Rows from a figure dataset
** Begin **

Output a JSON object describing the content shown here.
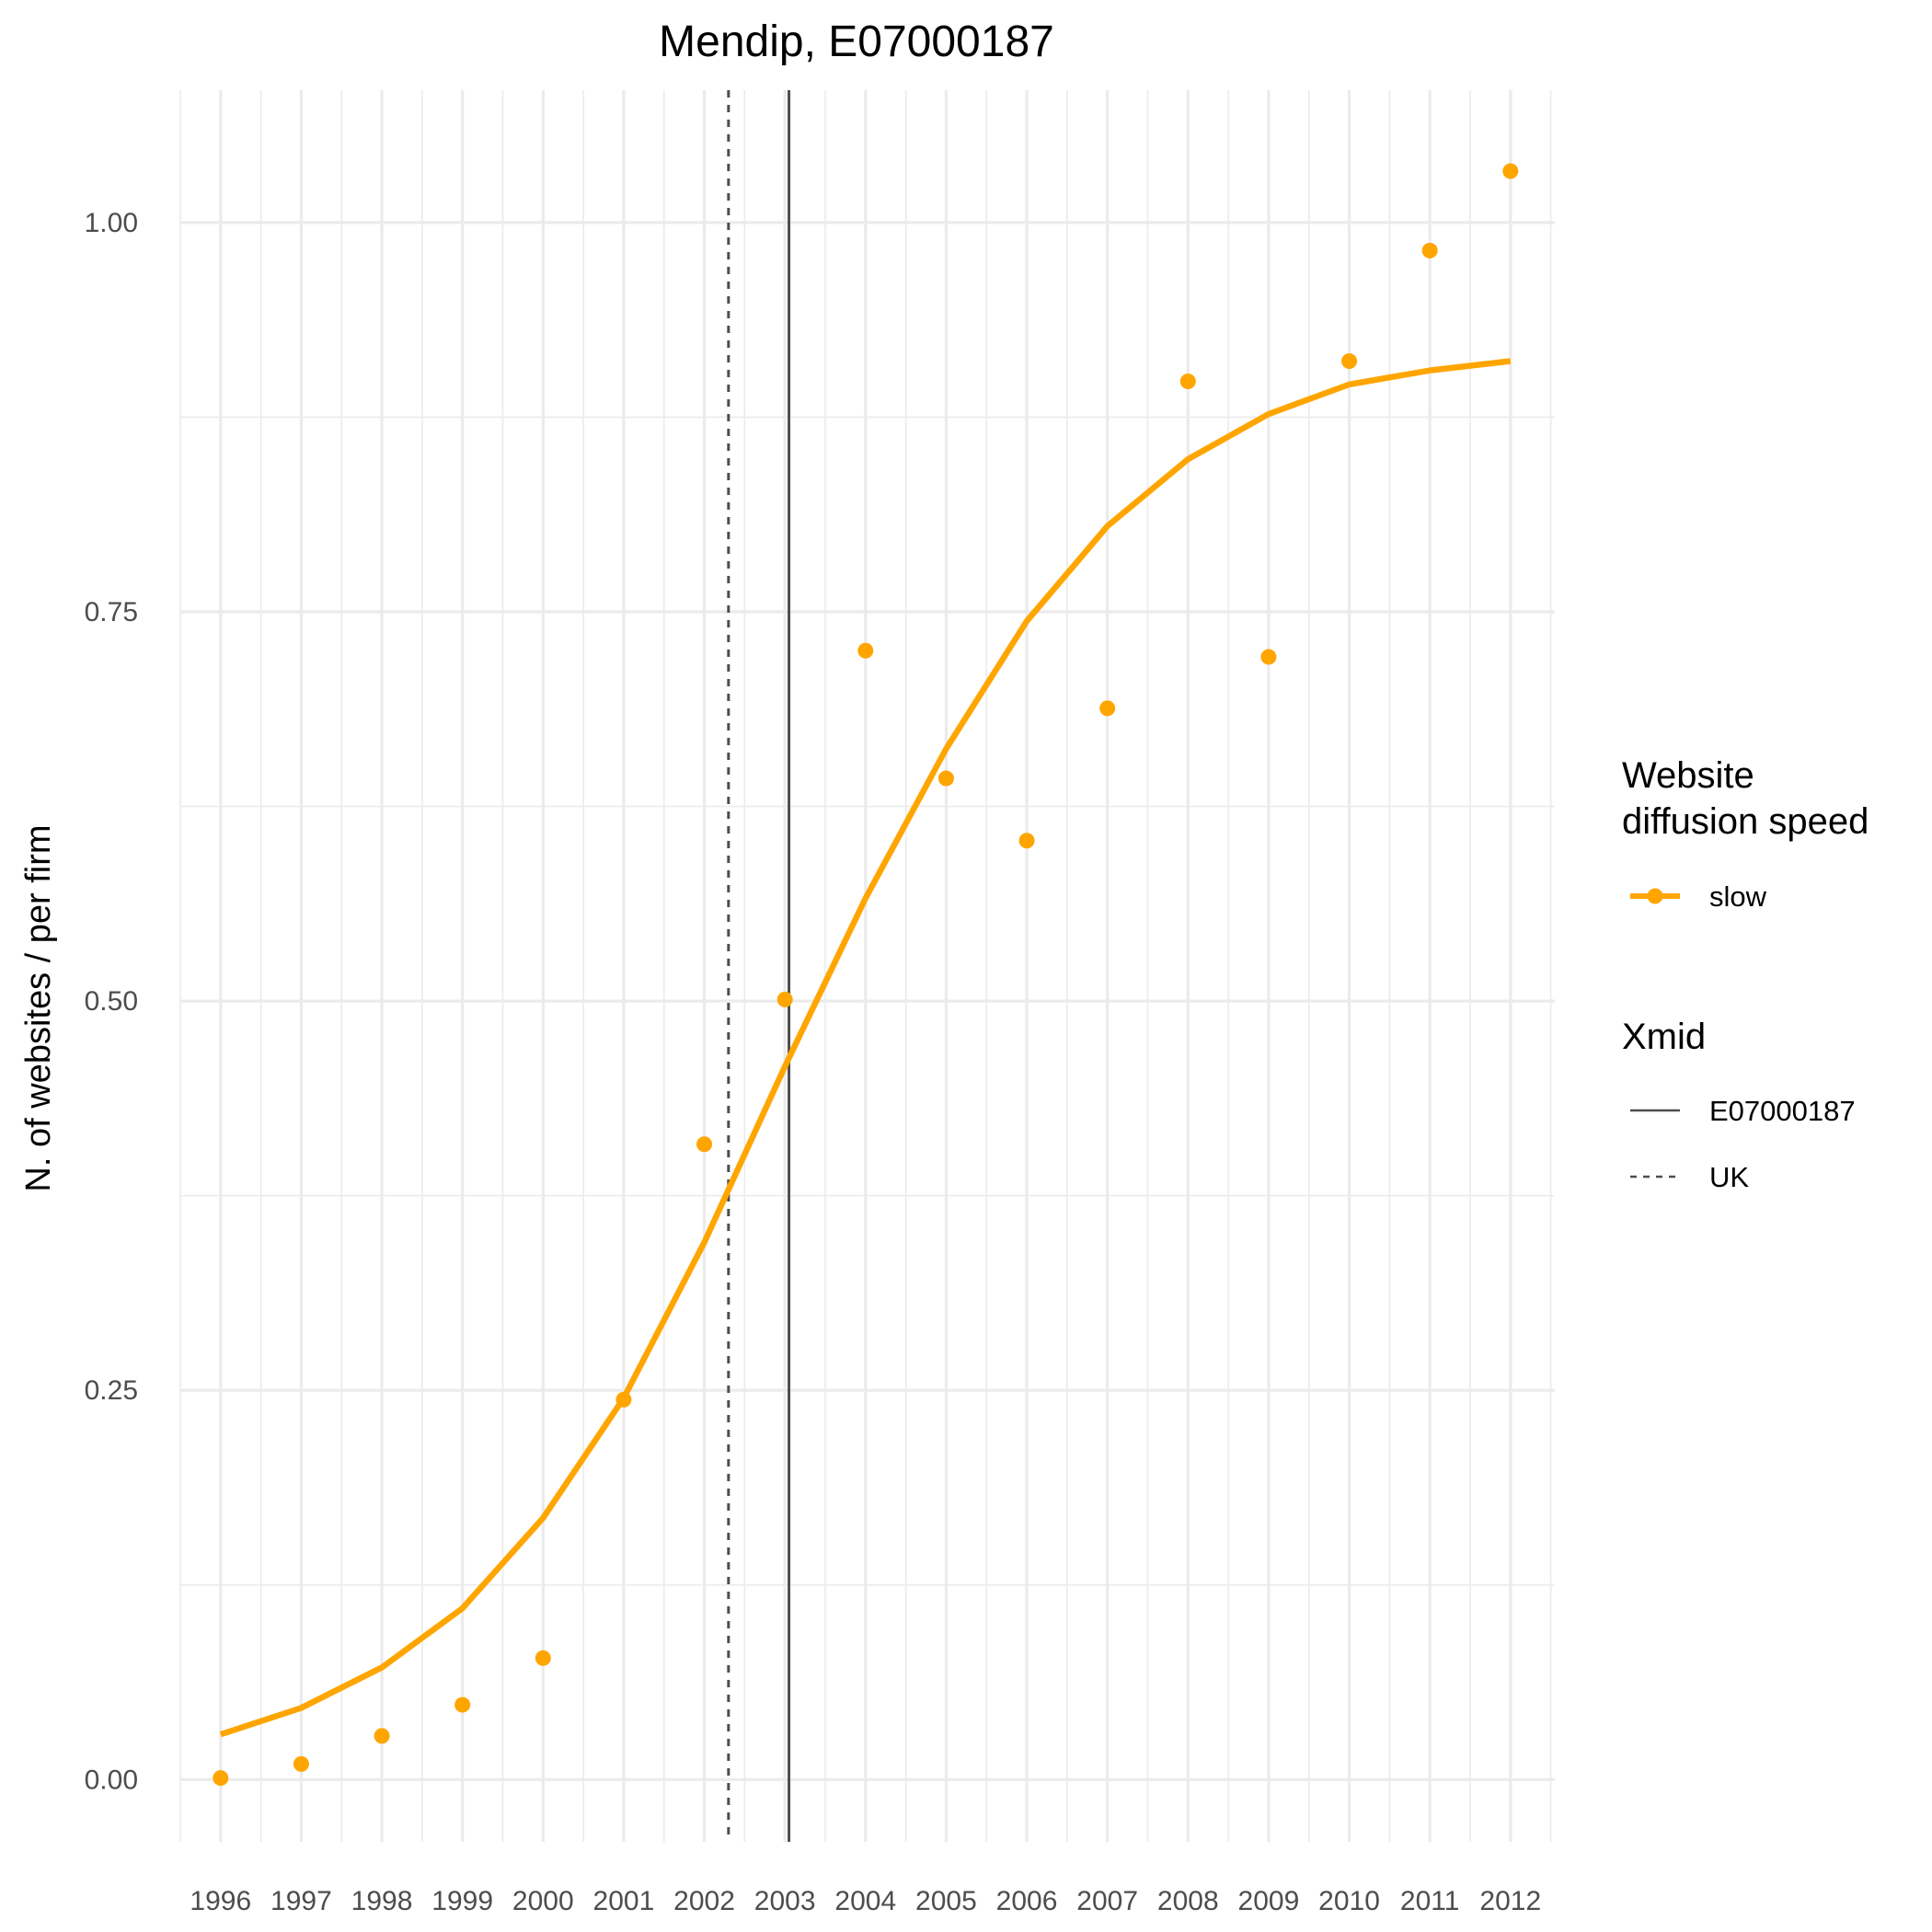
{
  "chart_data": {
    "type": "line",
    "title": "Mendip, E07000187",
    "ylabel": "N. of websites / per firm",
    "xlabel": "",
    "x": [
      1996,
      1997,
      1998,
      1999,
      2000,
      2001,
      2002,
      2003,
      2004,
      2005,
      2006,
      2007,
      2008,
      2009,
      2010,
      2011,
      2012
    ],
    "x_tick_labels": [
      "1996",
      "1997",
      "1998",
      "1999",
      "2000",
      "2001",
      "2002",
      "2003",
      "2004",
      "2005",
      "2006",
      "2007",
      "2008",
      "2009",
      "2010",
      "2011",
      "2012"
    ],
    "xlim": [
      1995.5,
      2012.55
    ],
    "y_ticks": [
      0,
      0.25,
      0.5,
      0.75,
      1.0
    ],
    "y_tick_labels": [
      "0.00",
      "0.25",
      "0.50",
      "0.75",
      "1.00"
    ],
    "ylim": [
      -0.04,
      1.085
    ],
    "grid": true,
    "series": [
      {
        "name": "slow",
        "color": "#FFA500",
        "points": [
          0.001,
          0.01,
          0.028,
          0.048,
          0.078,
          0.244,
          0.408,
          0.501,
          0.725,
          0.643,
          0.603,
          0.688,
          0.898,
          0.721,
          0.911,
          0.982,
          1.033
        ],
        "fitted": [
          0.029,
          0.046,
          0.072,
          0.11,
          0.168,
          0.245,
          0.345,
          0.458,
          0.566,
          0.662,
          0.744,
          0.805,
          0.848,
          0.877,
          0.896,
          0.905,
          0.911
        ]
      }
    ],
    "vlines": [
      {
        "name": "E07000187",
        "x": 2003.05,
        "linetype": "solid",
        "color": "#4d4d4d"
      },
      {
        "name": "UK",
        "x": 2002.3,
        "linetype": "dashed",
        "color": "#4d4d4d"
      }
    ],
    "legend": {
      "placement": "right",
      "speed_title_line1": "Website",
      "speed_title_line2": "diffusion speed",
      "speed_label": "slow",
      "xmid_title": "Xmid",
      "xmid_labels": [
        "E07000187",
        "UK"
      ]
    }
  }
}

** End **

Leave out the pictures and give the rest of the records again exactly.

→ **FINISHED EXERCISE**
Output a JSON object describing the content shown here.
{
  "chart_data": {
    "type": "line",
    "title": "Mendip, E07000187",
    "ylabel": "N. of websites / per firm",
    "xlabel": "",
    "x": [
      1996,
      1997,
      1998,
      1999,
      2000,
      2001,
      2002,
      2003,
      2004,
      2005,
      2006,
      2007,
      2008,
      2009,
      2010,
      2011,
      2012
    ],
    "x_tick_labels": [
      "1996",
      "1997",
      "1998",
      "1999",
      "2000",
      "2001",
      "2002",
      "2003",
      "2004",
      "2005",
      "2006",
      "2007",
      "2008",
      "2009",
      "2010",
      "2011",
      "2012"
    ],
    "xlim": [
      1995.5,
      2012.55
    ],
    "y_ticks": [
      0,
      0.25,
      0.5,
      0.75,
      1.0
    ],
    "y_tick_labels": [
      "0.00",
      "0.25",
      "0.50",
      "0.75",
      "1.00"
    ],
    "ylim": [
      -0.04,
      1.085
    ],
    "grid": true,
    "series": [
      {
        "name": "slow",
        "color": "#FFA500",
        "points": [
          0.001,
          0.01,
          0.028,
          0.048,
          0.078,
          0.244,
          0.408,
          0.501,
          0.725,
          0.643,
          0.603,
          0.688,
          0.898,
          0.721,
          0.911,
          0.982,
          1.033
        ],
        "fitted": [
          0.029,
          0.046,
          0.072,
          0.11,
          0.168,
          0.245,
          0.345,
          0.458,
          0.566,
          0.662,
          0.744,
          0.805,
          0.848,
          0.877,
          0.896,
          0.905,
          0.911
        ]
      }
    ],
    "vlines": [
      {
        "name": "E07000187",
        "x": 2003.05,
        "linetype": "solid",
        "color": "#4d4d4d"
      },
      {
        "name": "UK",
        "x": 2002.3,
        "linetype": "dashed",
        "color": "#4d4d4d"
      }
    ],
    "legend": {
      "placement": "right",
      "speed_title_line1": "Website",
      "speed_title_line2": "diffusion speed",
      "speed_label": "slow",
      "xmid_title": "Xmid",
      "xmid_labels": [
        "E07000187",
        "UK"
      ]
    }
  }
}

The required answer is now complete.